Start of Data extract

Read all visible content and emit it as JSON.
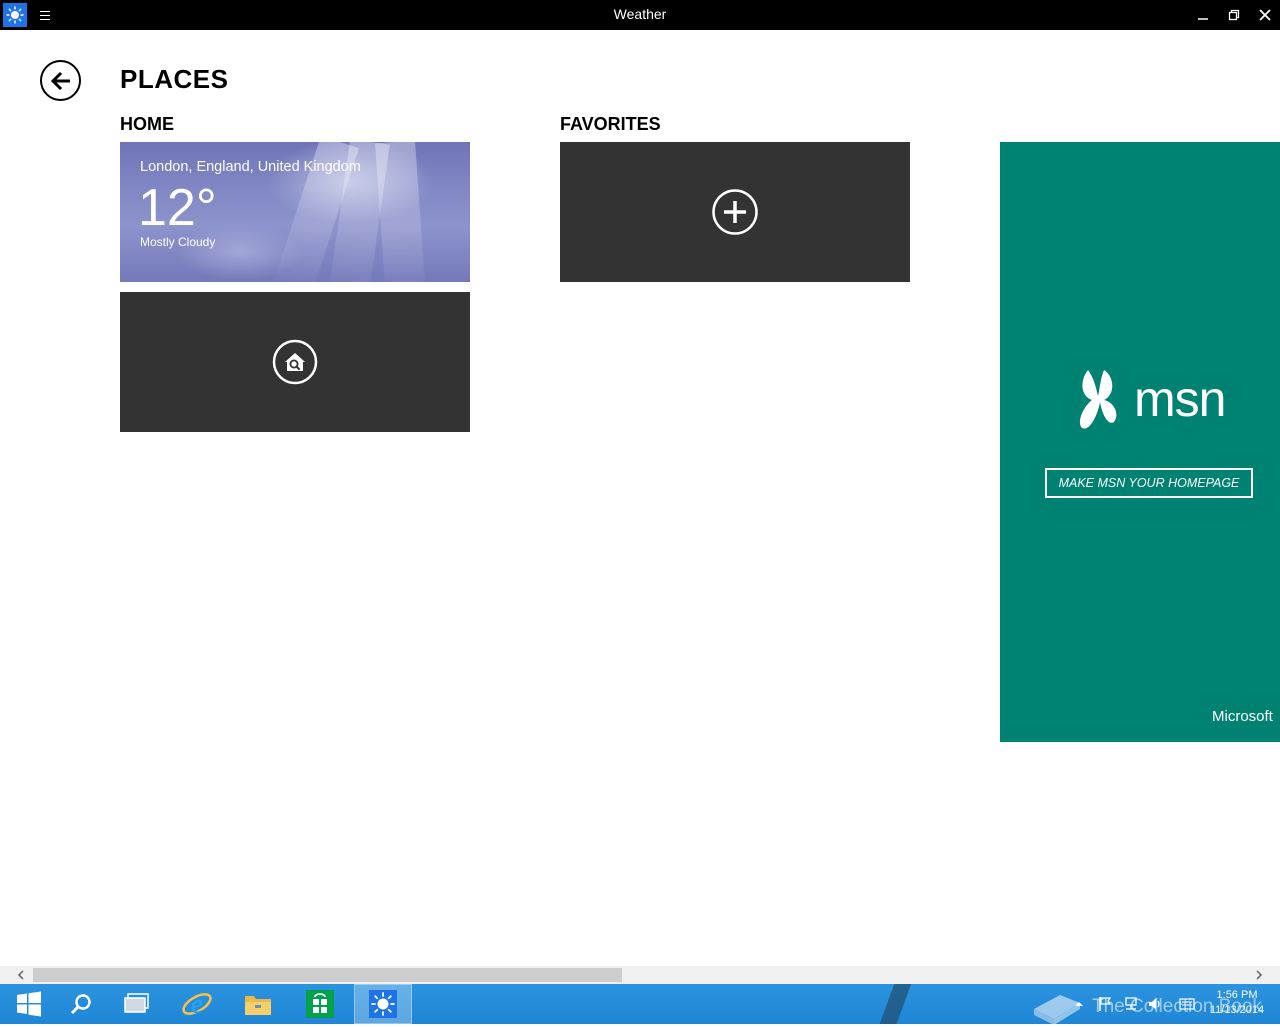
{
  "window": {
    "title": "Weather",
    "icons": {
      "app": "weather-sun-icon",
      "menu": "hamburger-menu-icon",
      "minimize": "minimize-icon",
      "maximize": "restore-icon",
      "close": "close-icon"
    }
  },
  "page": {
    "title": "PLACES",
    "back_icon": "back-arrow-icon"
  },
  "sections": {
    "home": {
      "title": "HOME"
    },
    "favorites": {
      "title": "FAVORITES"
    }
  },
  "tiles": {
    "home_weather": {
      "location": "London, England, United Kingdom",
      "temperature": "12°",
      "condition": "Mostly Cloudy"
    },
    "search_home": {
      "icon": "home-search-icon"
    },
    "add_favorite": {
      "icon": "add-circle-icon"
    }
  },
  "ad": {
    "brand": "msn",
    "cta": "MAKE MSN YOUR HOMEPAGE",
    "footer": "Microsoft",
    "color": "#008272"
  },
  "taskbar": {
    "apps": [
      "start-icon",
      "search-icon",
      "task-view-icon",
      "internet-explorer-icon",
      "file-explorer-icon",
      "store-icon",
      "weather-sun-icon"
    ],
    "watermark": "The Collection Book",
    "time": "1:56 PM",
    "date": "11/13/2014",
    "color": "#1f86d6"
  }
}
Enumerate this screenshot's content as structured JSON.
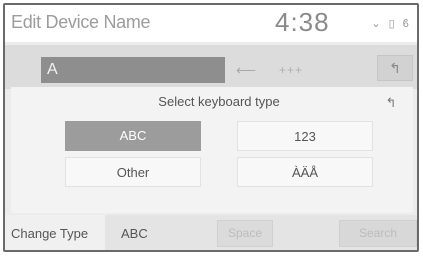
{
  "header": {
    "title": "Edit Device Name",
    "clock": "4:38",
    "status_icons": [
      "signal-icon",
      "battery-icon",
      "bluetooth-icon"
    ],
    "status_glyphs": [
      "⌄",
      "▯",
      "ϐ"
    ]
  },
  "input": {
    "value": "A",
    "backspace_glyph": "⟵",
    "more_glyph": "+++",
    "back_glyph": "↰"
  },
  "panel": {
    "title": "Select keyboard type",
    "back_glyph": "↰",
    "options": [
      {
        "label": "ABC",
        "selected": true
      },
      {
        "label": "123",
        "selected": false
      },
      {
        "label": "Other",
        "selected": false
      },
      {
        "label": "ÀÄÅ",
        "selected": false
      }
    ]
  },
  "bottom": {
    "change_type_label": "Change Type",
    "current_type": "ABC",
    "space_label": "Space",
    "search_label": "Search"
  },
  "colors": {
    "selected_option": "#9c9c9c",
    "text_field": "#8e8e8e",
    "background": "#ececec"
  }
}
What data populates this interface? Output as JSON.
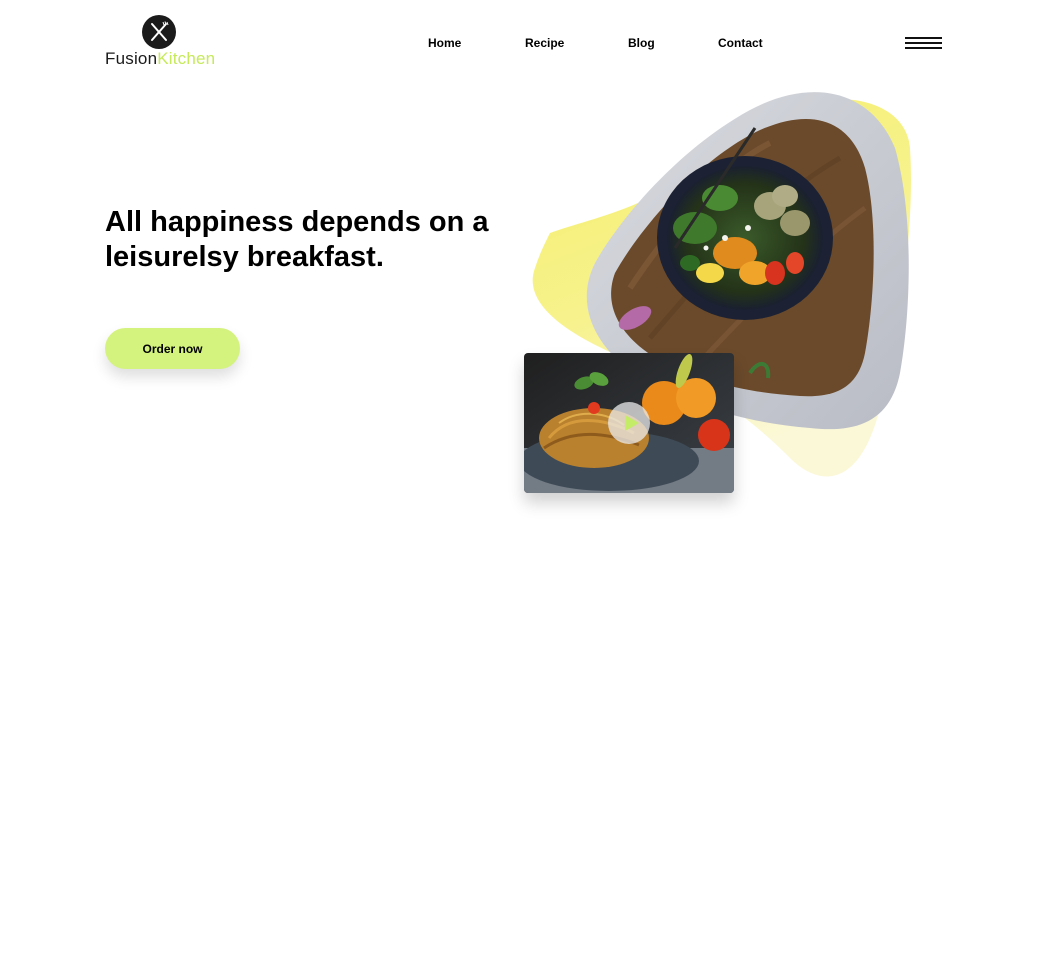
{
  "brand": {
    "name_part1": "Fusion",
    "name_part2": "Kitchen",
    "logo_icon": "fork-knife-icon",
    "accent_color": "#c6ea5a"
  },
  "nav": {
    "items": [
      {
        "label": "Home"
      },
      {
        "label": "Recipe"
      },
      {
        "label": "Blog"
      },
      {
        "label": "Contact"
      }
    ],
    "menu_icon": "hamburger-menu-icon"
  },
  "hero": {
    "headline": "All happiness depends on a leisurelsy breakfast.",
    "cta_label": "Order now",
    "cta_color": "#d4f27e",
    "blob_color": "#f5f07a",
    "frame_color": "#c8cbd2"
  },
  "video": {
    "play_icon": "play-icon",
    "play_color": "#c5ec67"
  }
}
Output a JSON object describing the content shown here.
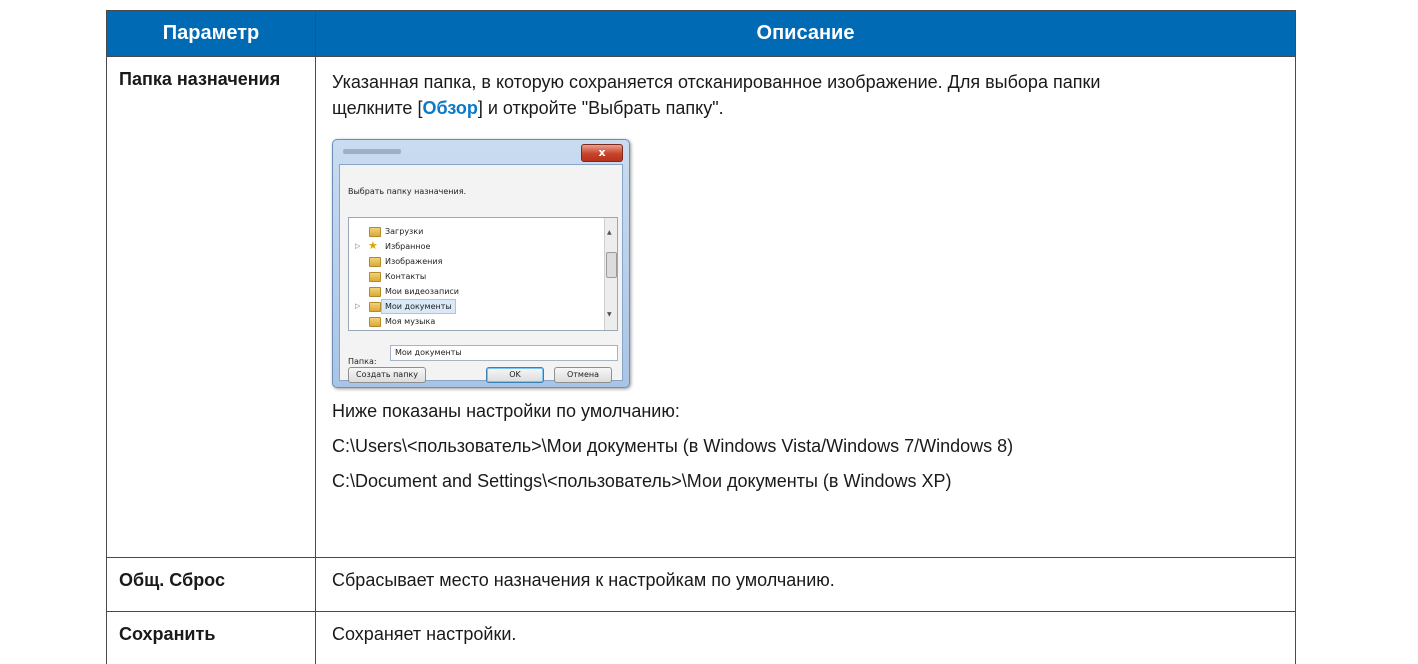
{
  "table": {
    "headers": [
      "Параметр",
      "Описание"
    ],
    "rows": {
      "destination": {
        "name": "Папка назначения",
        "desc_line1": "Указанная папка, в которую сохраняется отсканированное изображение. Для выбора папки",
        "desc_line2_prefix": "щелкните [",
        "browse_label": "Обзор",
        "desc_line2_suffix": "] и откройте \"Выбрать папку\".",
        "defaults_intro": "Ниже показаны настройки по умолчанию:",
        "default_path_new": "C:\\Users\\<пользователь>\\Мои документы (в Windows Vista/Windows 7/Windows 8)",
        "default_path_xp": "C:\\Document and Settings\\<пользователь>\\Мои документы (в Windows XP)"
      },
      "reset": {
        "name": "Общ. Сброс",
        "desc": "Сбрасывает место назначения к настройкам по умолчанию."
      },
      "save": {
        "name": "Сохранить",
        "desc": "Сохраняет настройки."
      }
    }
  },
  "dialog": {
    "close_glyph": "x",
    "prompt": "Выбрать папку назначения.",
    "tree_items": [
      "Загрузки",
      "Избранное",
      "Изображения",
      "Контакты",
      "Мои видеозаписи",
      "Мои документы",
      "Моя музыка"
    ],
    "selected_item": "Мои документы",
    "folder_label": "Папка:",
    "folder_value": "Мои документы",
    "create_folder_button": "Создать папку",
    "ok_button": "OK",
    "cancel_button": "Отмена"
  },
  "colors": {
    "header_bg": "#006ab4",
    "header_text": "#ffffff",
    "link": "#0a7ac8"
  }
}
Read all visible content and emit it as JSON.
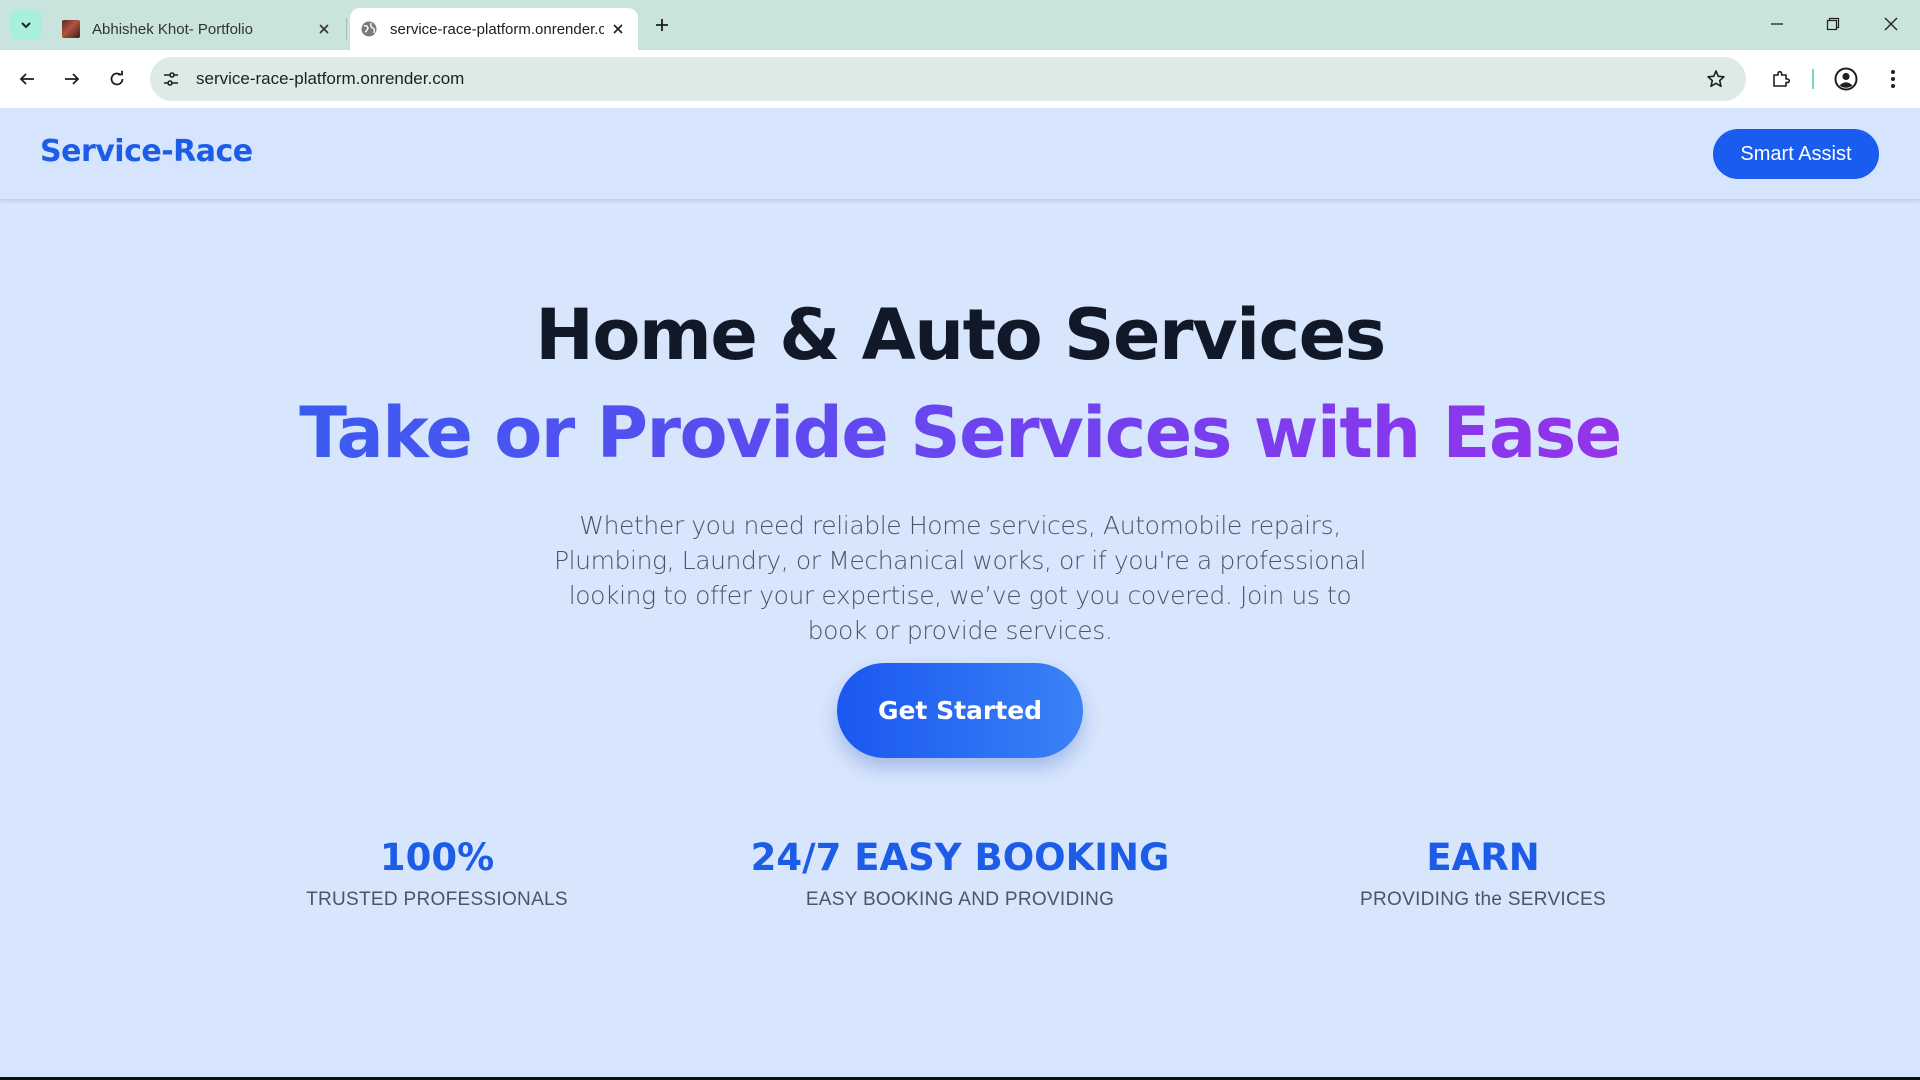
{
  "browser": {
    "tabs": [
      {
        "title": "Abhishek Khot- Portfolio",
        "active": false
      },
      {
        "title": "service-race-platform.onrender.com",
        "active": true
      }
    ],
    "url": "service-race-platform.onrender.com",
    "icons": {
      "tab_search": "chevron-down-icon",
      "close": "close-icon",
      "new_tab": "plus-icon",
      "back": "arrow-left-icon",
      "forward": "arrow-right-icon",
      "reload": "reload-icon",
      "site_info": "tune-icon",
      "bookmark": "star-icon",
      "extensions": "puzzle-icon",
      "profile": "profile-icon",
      "menu": "kebab-icon",
      "minimize": "minimize-icon",
      "restore": "restore-icon",
      "window_close": "close-icon"
    }
  },
  "navbar": {
    "brand": "Service-Race",
    "smart_assist": "Smart Assist"
  },
  "hero": {
    "title": "Home & Auto Services",
    "subtitle": "Take or Provide Services with Ease",
    "description": "Whether you need reliable Home services, Automobile repairs, Plumbing, Laundry, or Mechanical works, or if you're a professional looking to offer your expertise, we’ve got you covered. Join us to book or provide services.",
    "cta": "Get Started"
  },
  "stats": [
    {
      "value": "100%",
      "label": "TRUSTED PROFESSIONALS"
    },
    {
      "value": "24/7 EASY BOOKING",
      "label": "EASY BOOKING AND PROVIDING"
    },
    {
      "value": "EARN",
      "label": "PROVIDING the SERVICES"
    }
  ],
  "colors": {
    "brand_blue": "#1c5ce6",
    "page_background": "#d7e5fd",
    "gradient_start": "#3b5bf0",
    "gradient_end": "#9333ea"
  }
}
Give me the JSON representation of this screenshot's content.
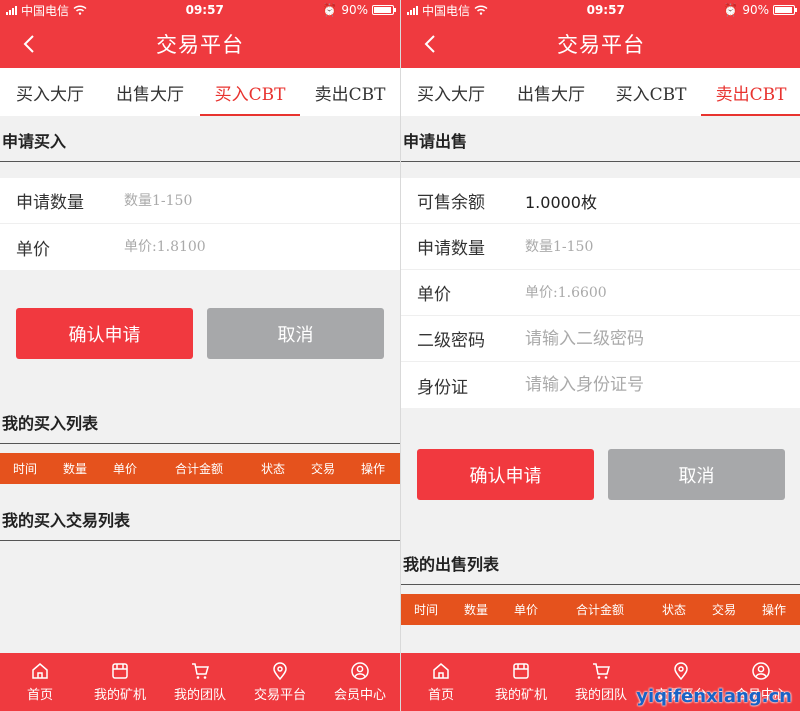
{
  "status_bar": {
    "carrier": "中国电信",
    "time": "09:57",
    "battery": "90%"
  },
  "nav": {
    "title": "交易平台"
  },
  "tabs": [
    "买入大厅",
    "出售大厅",
    "买入CBT",
    "卖出CBT"
  ],
  "left": {
    "active_tab": 2,
    "section_title": "申请买入",
    "fields": [
      {
        "label": "申请数量",
        "placeholder": "数量1-150"
      },
      {
        "label": "单价",
        "placeholder": "单价:1.8100"
      }
    ],
    "confirm_label": "确认申请",
    "cancel_label": "取消",
    "list_title": "我的买入列表",
    "columns": [
      "时间",
      "数量",
      "单价",
      "合计金额",
      "状态",
      "交易",
      "操作"
    ],
    "trade_list_title": "我的买入交易列表"
  },
  "right": {
    "active_tab": 3,
    "section_title": "申请出售",
    "balance_label": "可售余额",
    "balance_value": "1.0000枚",
    "fields": [
      {
        "label": "申请数量",
        "placeholder": "数量1-150"
      },
      {
        "label": "单价",
        "placeholder": "单价:1.6600"
      },
      {
        "label": "二级密码",
        "placeholder": "请输入二级密码"
      },
      {
        "label": "身份证",
        "placeholder": "请输入身份证号"
      }
    ],
    "confirm_label": "确认申请",
    "cancel_label": "取消",
    "list_title": "我的出售列表",
    "columns": [
      "时间",
      "数量",
      "单价",
      "合计金额",
      "状态",
      "交易",
      "操作"
    ]
  },
  "tabbar": [
    "首页",
    "我的矿机",
    "我的团队",
    "交易平台",
    "会员中心"
  ],
  "icons": [
    "home-icon",
    "shop-icon",
    "cart-icon",
    "location-icon",
    "user-icon"
  ],
  "watermark": "yiqifenxiang.cn",
  "colors": {
    "primary": "#ef3a3f",
    "table_header": "#e5521d",
    "cancel": "#a7a8aa"
  }
}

End of Data extract

• What is required
From the data above, work out how many lines hold "screenshot". Answer with the number alone.

• Output of the task
2